## start

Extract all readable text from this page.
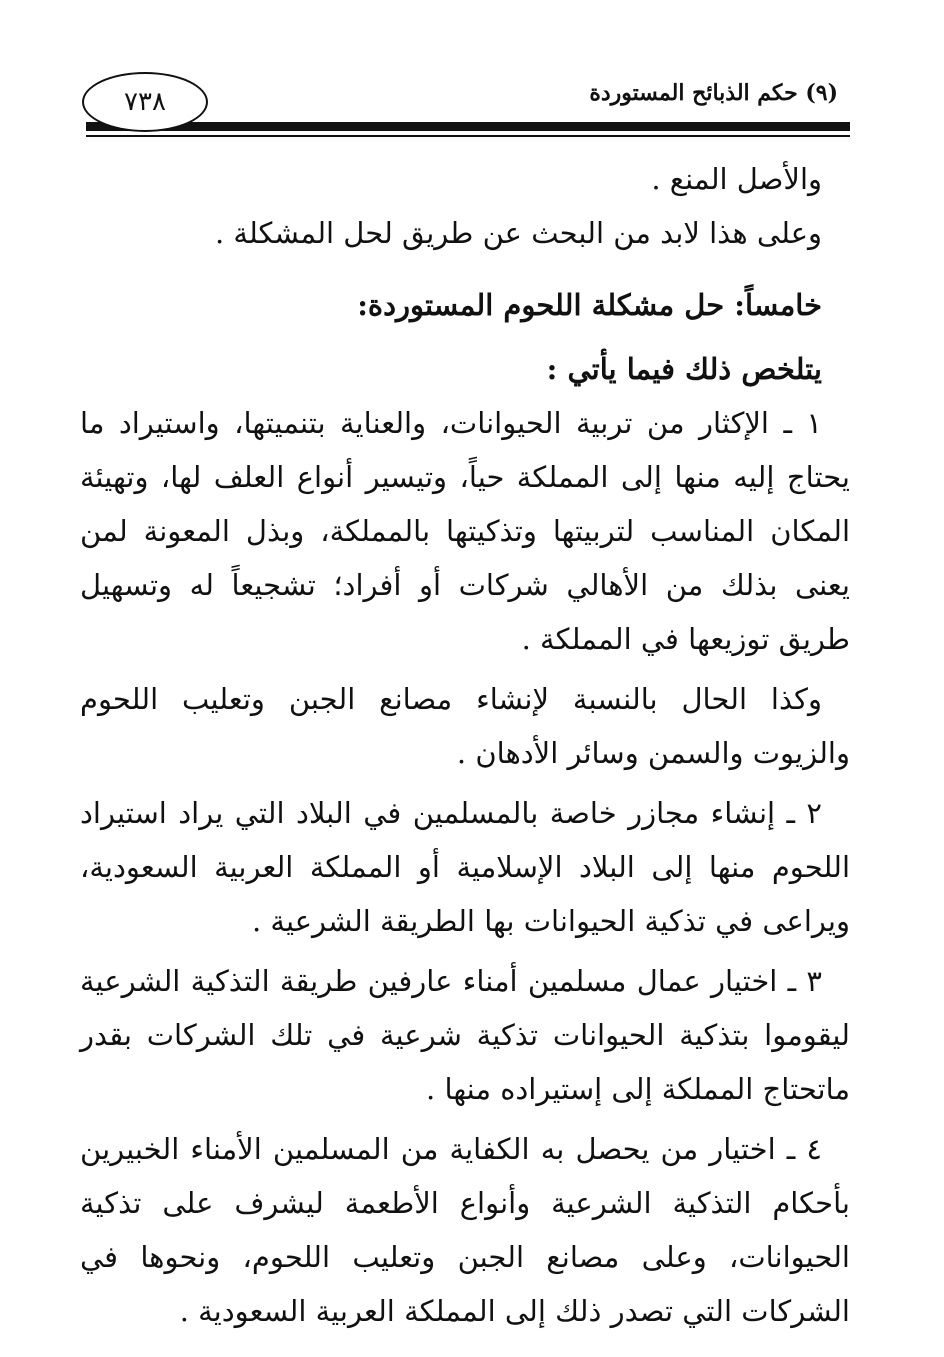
٧٣٨	(٩) حكم الذبائح المستوردة

والأصل المنع .

وعلى هذا لابد من البحث عن طريق لحل المشكلة .

خامساً: حل مشكلة اللحوم المستوردة:

يتلخص ذلك فيما يأتي :

١ ـ الإكثار من تربية الحيوانات، والعناية بتنميتها، واستيراد ما يحتاج إليه منها إلى المملكة حياً، وتيسير أنواع العلف لها، وتهيئة المكان المناسب لتربيتها وتذكيتها بالمملكة، وبذل المعونة لمن يعنى بذلك من الأهالي شركات أو أفراد؛ تشجيعاً له وتسهيل طريق توزيعها في المملكة .

وكذا الحال بالنسبة لإنشاء مصانع الجبن وتعليب اللحوم والزيوت والسمن وسائر الأدهان .

٢ ـ إنشاء مجازر خاصة بالمسلمين في البلاد التي يراد استيراد اللحوم منها إلى البلاد الإسلامية أو المملكة العربية السعودية، ويراعى في تذكية الحيوانات بها الطريقة الشرعية .

٣ ـ اختيار عمال مسلمين أمناء عارفين طريقة التذكية الشرعية ليقوموا بتذكية الحيوانات تذكية شرعية في تلك الشركات بقدر ماتحتاج المملكة إلى إستيراده منها .

٤ ـ اختيار من يحصل به الكفاية من المسلمين الأمناء الخبيرين بأحكام التذكية الشرعية وأنواع الأطعمة ليشرف على تذكية الحيوانات، وعلى مصانع الجبن وتعليب اللحوم، ونحوها في الشركات التي تصدر ذلك إلى المملكة العربية السعودية .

## end

## PROBLEM STATEMENT
Copy the whole of the material above exactly, but not its images.

## SOLVED PROBLEM
Extract all readable text from this page.
٧٣٨	(٩) حكم الذبائح المستوردة

والأصل المنع .

وعلى هذا لابد من البحث عن طريق لحل المشكلة .

خامساً: حل مشكلة اللحوم المستوردة:

يتلخص ذلك فيما يأتي :

١ ـ الإكثار من تربية الحيوانات، والعناية بتنميتها، واستيراد ما يحتاج إليه منها إلى المملكة حياً، وتيسير أنواع العلف لها، وتهيئة المكان المناسب لتربيتها وتذكيتها بالمملكة، وبذل المعونة لمن يعنى بذلك من الأهالي شركات أو أفراد؛ تشجيعاً له وتسهيل طريق توزيعها في المملكة .

وكذا الحال بالنسبة لإنشاء مصانع الجبن وتعليب اللحوم والزيوت والسمن وسائر الأدهان .

٢ ـ إنشاء مجازر خاصة بالمسلمين في البلاد التي يراد استيراد اللحوم منها إلى البلاد الإسلامية أو المملكة العربية السعودية، ويراعى في تذكية الحيوانات بها الطريقة الشرعية .

٣ ـ اختيار عمال مسلمين أمناء عارفين طريقة التذكية الشرعية ليقوموا بتذكية الحيوانات تذكية شرعية في تلك الشركات بقدر ماتحتاج المملكة إلى إستيراده منها .

٤ ـ اختيار من يحصل به الكفاية من المسلمين الأمناء الخبيرين بأحكام التذكية الشرعية وأنواع الأطعمة ليشرف على تذكية الحيوانات، وعلى مصانع الجبن وتعليب اللحوم، ونحوها في الشركات التي تصدر ذلك إلى المملكة العربية السعودية .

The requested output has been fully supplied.